### [Short task]
Starting at the line that contains "Extract the chart's", copy each line through the end of the listing below. Include both ends and output nothing more.

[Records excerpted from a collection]

· · · · · · ·

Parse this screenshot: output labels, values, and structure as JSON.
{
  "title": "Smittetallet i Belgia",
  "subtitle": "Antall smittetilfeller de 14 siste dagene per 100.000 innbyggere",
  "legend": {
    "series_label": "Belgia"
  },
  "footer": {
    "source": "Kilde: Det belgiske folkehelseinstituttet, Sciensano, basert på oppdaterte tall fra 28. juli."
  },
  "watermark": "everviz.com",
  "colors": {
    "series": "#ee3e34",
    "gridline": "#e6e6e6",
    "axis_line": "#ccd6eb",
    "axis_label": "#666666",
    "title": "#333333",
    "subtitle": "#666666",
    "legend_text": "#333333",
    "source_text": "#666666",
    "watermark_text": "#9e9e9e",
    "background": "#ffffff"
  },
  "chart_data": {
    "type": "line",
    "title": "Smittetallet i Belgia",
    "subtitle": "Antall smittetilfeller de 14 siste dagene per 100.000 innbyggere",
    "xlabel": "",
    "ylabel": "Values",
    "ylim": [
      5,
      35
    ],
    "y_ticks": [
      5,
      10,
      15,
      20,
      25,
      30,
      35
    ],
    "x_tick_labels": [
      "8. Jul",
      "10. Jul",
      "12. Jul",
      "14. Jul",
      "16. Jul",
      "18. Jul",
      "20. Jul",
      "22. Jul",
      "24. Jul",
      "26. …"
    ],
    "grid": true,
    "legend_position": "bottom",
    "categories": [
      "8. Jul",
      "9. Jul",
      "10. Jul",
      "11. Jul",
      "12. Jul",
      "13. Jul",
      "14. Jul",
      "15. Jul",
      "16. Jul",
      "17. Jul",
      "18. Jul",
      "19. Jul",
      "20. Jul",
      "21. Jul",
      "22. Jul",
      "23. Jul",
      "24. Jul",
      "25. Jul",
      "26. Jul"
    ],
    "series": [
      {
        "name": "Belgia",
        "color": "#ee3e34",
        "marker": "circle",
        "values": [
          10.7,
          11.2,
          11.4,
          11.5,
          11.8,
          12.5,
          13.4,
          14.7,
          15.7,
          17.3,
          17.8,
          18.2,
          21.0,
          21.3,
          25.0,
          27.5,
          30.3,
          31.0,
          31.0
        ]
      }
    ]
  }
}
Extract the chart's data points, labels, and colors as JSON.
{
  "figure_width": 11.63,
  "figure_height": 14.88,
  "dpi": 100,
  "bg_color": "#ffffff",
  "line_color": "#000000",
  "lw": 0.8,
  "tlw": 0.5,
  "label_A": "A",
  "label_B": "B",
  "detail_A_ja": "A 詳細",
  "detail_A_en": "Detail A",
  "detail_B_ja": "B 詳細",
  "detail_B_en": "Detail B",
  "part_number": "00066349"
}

· · · · · · ·

### [Full response]
Extract the chart's data points, labels, and colors as JSON.
{
  "figure_width": 11.63,
  "figure_height": 14.88,
  "dpi": 100,
  "bg_color": "#ffffff",
  "line_color": "#000000",
  "lw": 0.8,
  "tlw": 0.5,
  "label_A": "A",
  "label_B": "B",
  "detail_A_ja": "A 詳細",
  "detail_A_en": "Detail A",
  "detail_B_ja": "B 詳細",
  "detail_B_en": "Detail B",
  "part_number": "00066349"
}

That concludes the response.